* Given information:
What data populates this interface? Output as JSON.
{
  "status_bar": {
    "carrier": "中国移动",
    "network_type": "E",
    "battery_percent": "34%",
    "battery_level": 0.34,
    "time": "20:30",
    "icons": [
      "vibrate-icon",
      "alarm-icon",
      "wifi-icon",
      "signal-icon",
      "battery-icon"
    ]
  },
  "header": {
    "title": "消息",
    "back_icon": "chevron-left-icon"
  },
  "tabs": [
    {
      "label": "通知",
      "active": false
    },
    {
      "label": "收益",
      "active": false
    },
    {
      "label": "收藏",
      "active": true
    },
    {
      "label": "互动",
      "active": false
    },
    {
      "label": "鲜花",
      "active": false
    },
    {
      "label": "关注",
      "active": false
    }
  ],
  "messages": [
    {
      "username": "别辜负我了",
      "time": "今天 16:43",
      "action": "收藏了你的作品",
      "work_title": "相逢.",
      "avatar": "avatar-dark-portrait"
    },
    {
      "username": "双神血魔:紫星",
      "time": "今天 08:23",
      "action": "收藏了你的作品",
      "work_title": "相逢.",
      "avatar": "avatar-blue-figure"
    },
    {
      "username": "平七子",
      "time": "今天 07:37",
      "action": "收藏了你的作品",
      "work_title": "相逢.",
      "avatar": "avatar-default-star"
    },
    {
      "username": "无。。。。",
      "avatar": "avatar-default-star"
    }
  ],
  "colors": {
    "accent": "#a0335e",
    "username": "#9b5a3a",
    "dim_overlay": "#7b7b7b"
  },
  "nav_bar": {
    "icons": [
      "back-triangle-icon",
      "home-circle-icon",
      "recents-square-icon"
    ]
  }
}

==

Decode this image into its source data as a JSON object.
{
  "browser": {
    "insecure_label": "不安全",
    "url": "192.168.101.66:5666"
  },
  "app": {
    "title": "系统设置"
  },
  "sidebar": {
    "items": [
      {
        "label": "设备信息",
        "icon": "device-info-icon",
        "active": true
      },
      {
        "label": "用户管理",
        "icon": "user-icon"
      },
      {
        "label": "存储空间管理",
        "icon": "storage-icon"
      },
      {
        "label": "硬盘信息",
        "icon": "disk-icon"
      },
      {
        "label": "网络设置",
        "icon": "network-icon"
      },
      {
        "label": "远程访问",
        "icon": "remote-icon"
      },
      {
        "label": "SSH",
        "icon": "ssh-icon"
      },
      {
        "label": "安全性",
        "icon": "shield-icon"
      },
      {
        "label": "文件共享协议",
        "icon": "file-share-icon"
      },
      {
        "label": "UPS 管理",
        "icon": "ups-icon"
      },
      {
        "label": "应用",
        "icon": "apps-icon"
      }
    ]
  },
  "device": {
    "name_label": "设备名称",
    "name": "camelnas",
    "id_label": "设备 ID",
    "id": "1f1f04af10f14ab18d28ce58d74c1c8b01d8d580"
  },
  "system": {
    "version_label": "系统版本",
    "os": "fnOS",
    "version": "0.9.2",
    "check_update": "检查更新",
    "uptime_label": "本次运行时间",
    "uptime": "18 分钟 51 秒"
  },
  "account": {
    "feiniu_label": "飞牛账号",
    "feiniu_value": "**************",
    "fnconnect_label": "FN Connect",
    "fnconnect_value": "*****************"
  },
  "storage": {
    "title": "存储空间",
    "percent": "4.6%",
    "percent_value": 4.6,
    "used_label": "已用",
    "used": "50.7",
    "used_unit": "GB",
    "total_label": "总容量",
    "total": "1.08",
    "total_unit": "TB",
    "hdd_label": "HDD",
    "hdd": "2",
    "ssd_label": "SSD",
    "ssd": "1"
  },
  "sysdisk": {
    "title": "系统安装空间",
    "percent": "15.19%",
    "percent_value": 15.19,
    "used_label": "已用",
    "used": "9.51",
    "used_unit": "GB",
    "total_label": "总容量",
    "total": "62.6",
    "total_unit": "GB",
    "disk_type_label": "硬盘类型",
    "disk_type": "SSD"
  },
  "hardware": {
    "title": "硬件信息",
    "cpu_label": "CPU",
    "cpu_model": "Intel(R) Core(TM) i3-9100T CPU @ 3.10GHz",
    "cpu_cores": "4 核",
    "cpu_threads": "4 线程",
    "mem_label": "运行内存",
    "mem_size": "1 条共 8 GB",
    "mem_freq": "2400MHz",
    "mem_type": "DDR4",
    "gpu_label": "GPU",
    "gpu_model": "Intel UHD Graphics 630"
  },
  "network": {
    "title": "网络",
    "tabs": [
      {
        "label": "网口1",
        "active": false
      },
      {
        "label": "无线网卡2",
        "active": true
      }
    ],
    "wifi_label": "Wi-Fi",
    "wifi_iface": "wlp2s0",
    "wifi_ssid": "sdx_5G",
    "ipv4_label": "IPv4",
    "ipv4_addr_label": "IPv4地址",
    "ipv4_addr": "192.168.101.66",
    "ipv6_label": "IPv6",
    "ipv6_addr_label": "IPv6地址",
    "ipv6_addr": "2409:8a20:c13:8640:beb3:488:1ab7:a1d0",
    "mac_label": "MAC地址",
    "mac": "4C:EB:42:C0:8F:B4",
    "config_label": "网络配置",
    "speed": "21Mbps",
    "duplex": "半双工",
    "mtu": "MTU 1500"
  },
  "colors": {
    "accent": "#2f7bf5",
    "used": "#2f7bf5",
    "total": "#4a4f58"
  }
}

---

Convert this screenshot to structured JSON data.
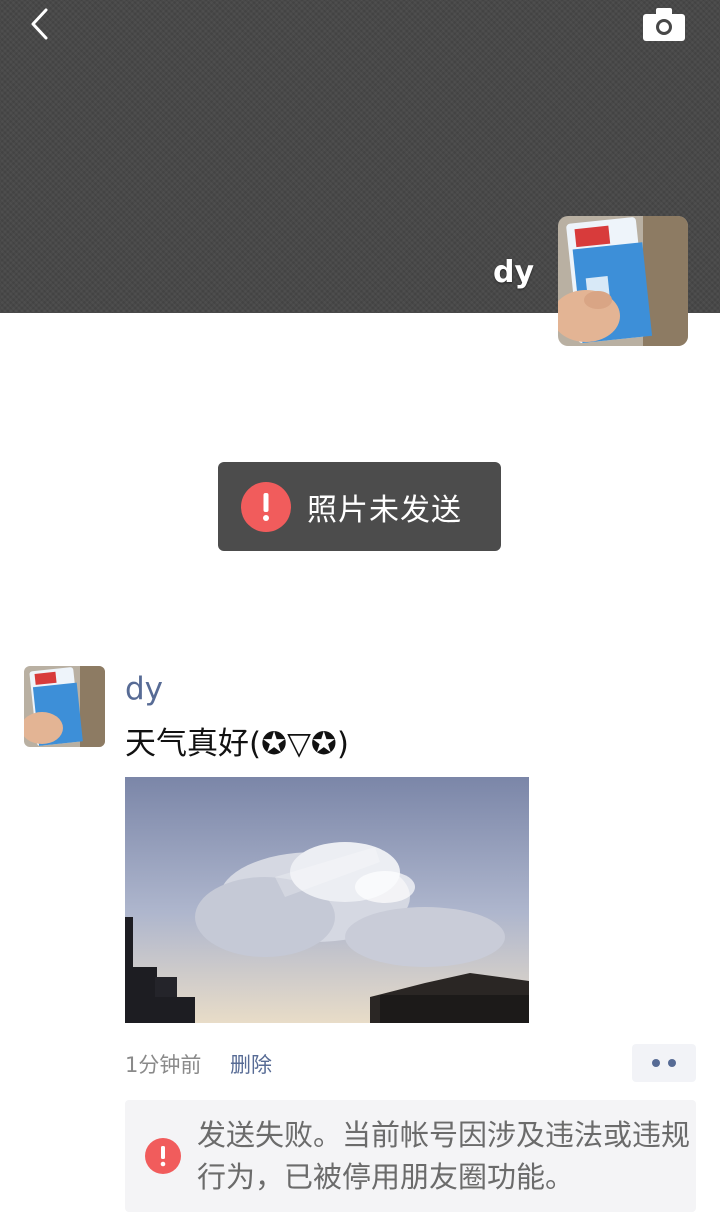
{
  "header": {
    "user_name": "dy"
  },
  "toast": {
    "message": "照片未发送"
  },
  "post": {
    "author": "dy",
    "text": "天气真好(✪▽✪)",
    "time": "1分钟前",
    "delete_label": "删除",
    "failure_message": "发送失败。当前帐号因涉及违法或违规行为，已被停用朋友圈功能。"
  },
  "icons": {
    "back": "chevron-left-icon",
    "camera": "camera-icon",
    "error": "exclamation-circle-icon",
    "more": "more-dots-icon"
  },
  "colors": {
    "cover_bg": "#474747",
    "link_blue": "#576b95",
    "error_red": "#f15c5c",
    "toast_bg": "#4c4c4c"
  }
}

* What to work on: In the entries above, some lines may contain the string "data"; report how many, without additional comment.

* Task output: 3